Extract every record, exactly as written, and ignore the pictures.

#####

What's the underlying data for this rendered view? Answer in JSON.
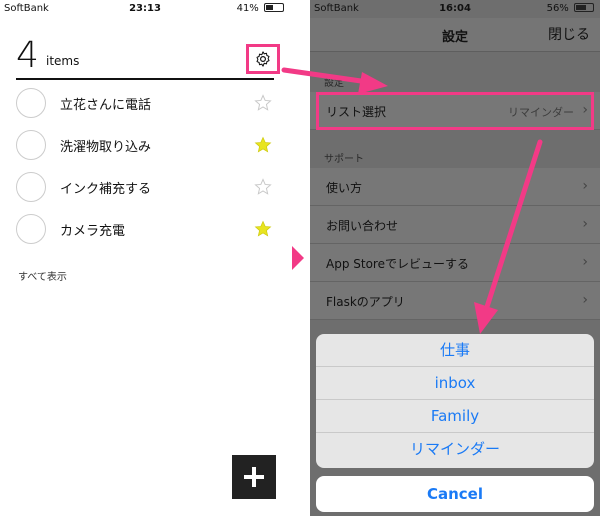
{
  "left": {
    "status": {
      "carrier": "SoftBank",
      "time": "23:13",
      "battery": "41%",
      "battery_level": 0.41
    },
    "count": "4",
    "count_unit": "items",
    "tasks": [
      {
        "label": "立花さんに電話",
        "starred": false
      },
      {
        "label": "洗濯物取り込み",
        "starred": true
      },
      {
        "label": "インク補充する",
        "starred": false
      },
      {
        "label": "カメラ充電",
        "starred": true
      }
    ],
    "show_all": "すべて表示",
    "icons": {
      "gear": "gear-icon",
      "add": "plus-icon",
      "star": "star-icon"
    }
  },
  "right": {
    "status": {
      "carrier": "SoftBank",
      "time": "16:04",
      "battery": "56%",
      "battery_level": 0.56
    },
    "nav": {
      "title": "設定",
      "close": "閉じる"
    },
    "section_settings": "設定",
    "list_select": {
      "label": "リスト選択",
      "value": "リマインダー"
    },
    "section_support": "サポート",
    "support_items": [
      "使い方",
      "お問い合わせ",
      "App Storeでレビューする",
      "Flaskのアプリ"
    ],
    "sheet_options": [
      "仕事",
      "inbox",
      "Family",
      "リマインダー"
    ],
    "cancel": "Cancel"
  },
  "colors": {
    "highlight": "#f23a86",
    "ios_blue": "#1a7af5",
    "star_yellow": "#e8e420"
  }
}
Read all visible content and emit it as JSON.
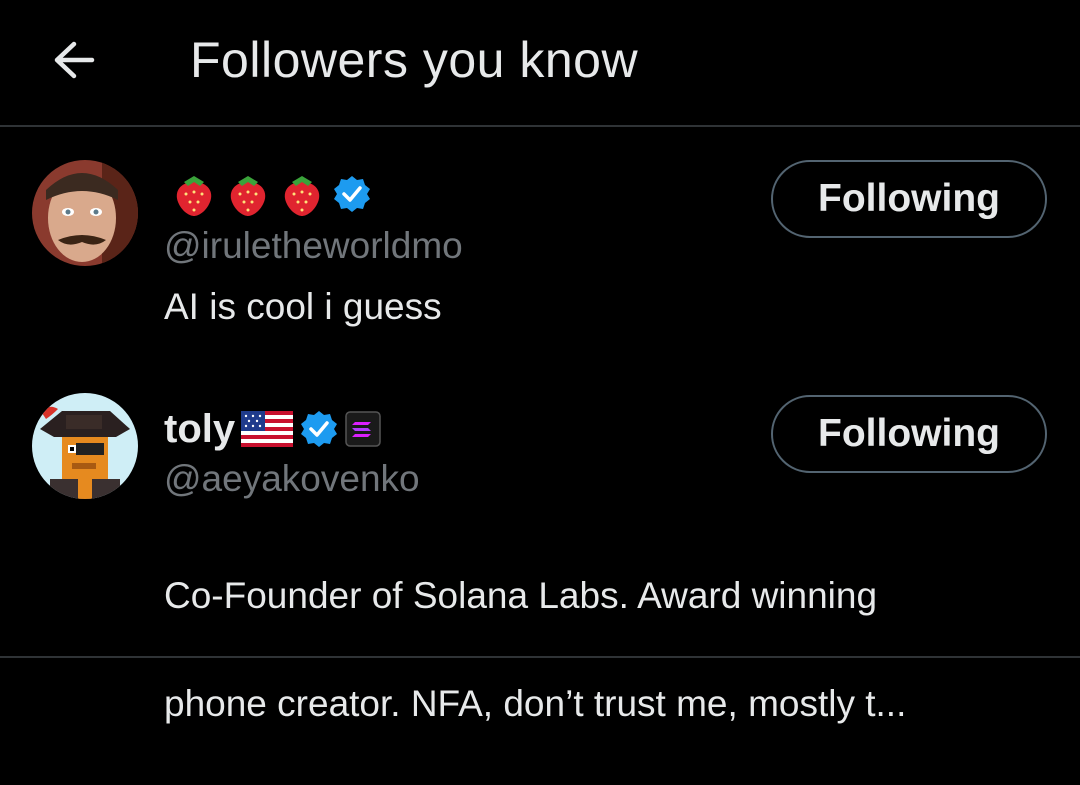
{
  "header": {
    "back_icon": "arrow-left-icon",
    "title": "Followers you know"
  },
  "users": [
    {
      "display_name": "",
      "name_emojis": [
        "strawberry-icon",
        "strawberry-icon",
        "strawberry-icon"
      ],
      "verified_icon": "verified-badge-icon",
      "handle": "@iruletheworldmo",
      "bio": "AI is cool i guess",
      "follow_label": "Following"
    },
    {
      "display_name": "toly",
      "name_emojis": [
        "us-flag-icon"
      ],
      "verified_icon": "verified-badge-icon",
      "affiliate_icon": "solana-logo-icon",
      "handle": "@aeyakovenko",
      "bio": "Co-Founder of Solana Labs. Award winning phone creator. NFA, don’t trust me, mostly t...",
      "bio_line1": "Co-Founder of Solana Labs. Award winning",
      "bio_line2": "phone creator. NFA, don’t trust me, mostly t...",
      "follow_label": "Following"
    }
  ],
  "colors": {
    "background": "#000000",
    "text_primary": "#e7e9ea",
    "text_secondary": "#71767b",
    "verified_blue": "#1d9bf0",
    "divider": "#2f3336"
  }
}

#####

■ **Exercise result**:
What's the underlying data for this rendered view? Answer in JSON.
{
  "left": {
    "status": {
      "carrier": "SoftBank",
      "time": "23:13",
      "battery": "41%",
      "battery_level": 0.41
    },
    "count": "4",
    "count_unit": "items",
    "tasks": [
      {
        "label": "立花さんに電話",
        "starred": false
      },
      {
        "label": "洗濯物取り込み",
        "starred": true
      },
      {
        "label": "インク補充する",
        "starred": false
      },
      {
        "label": "カメラ充電",
        "starred": true
      }
    ],
    "show_all": "すべて表示",
    "icons": {
      "gear": "gear-icon",
      "add": "plus-icon",
      "star": "star-icon"
    }
  },
  "right": {
    "status": {
      "carrier": "SoftBank",
      "time": "16:04",
      "battery": "56%",
      "battery_level": 0.56
    },
    "nav": {
      "title": "設定",
      "close": "閉じる"
    },
    "section_settings": "設定",
    "list_select": {
      "label": "リスト選択",
      "value": "リマインダー"
    },
    "section_support": "サポート",
    "support_items": [
      "使い方",
      "お問い合わせ",
      "App Storeでレビューする",
      "Flaskのアプリ"
    ],
    "sheet_options": [
      "仕事",
      "inbox",
      "Family",
      "リマインダー"
    ],
    "cancel": "Cancel"
  },
  "colors": {
    "highlight": "#f23a86",
    "ios_blue": "#1a7af5",
    "star_yellow": "#e8e420"
  }
}
Read all visible content and emit it as JSON.
{
  "header": {
    "back_icon": "arrow-left-icon",
    "title": "Followers you know"
  },
  "users": [
    {
      "display_name": "",
      "name_emojis": [
        "strawberry-icon",
        "strawberry-icon",
        "strawberry-icon"
      ],
      "verified_icon": "verified-badge-icon",
      "handle": "@iruletheworldmo",
      "bio": "AI is cool i guess",
      "follow_label": "Following"
    },
    {
      "display_name": "toly",
      "name_emojis": [
        "us-flag-icon"
      ],
      "verified_icon": "verified-badge-icon",
      "affiliate_icon": "solana-logo-icon",
      "handle": "@aeyakovenko",
      "bio": "Co-Founder of Solana Labs. Award winning phone creator. NFA, don’t trust me, mostly t...",
      "bio_line1": "Co-Founder of Solana Labs. Award winning",
      "bio_line2": "phone creator. NFA, don’t trust me, mostly t...",
      "follow_label": "Following"
    }
  ],
  "colors": {
    "background": "#000000",
    "text_primary": "#e7e9ea",
    "text_secondary": "#71767b",
    "verified_blue": "#1d9bf0",
    "divider": "#2f3336"
  }
}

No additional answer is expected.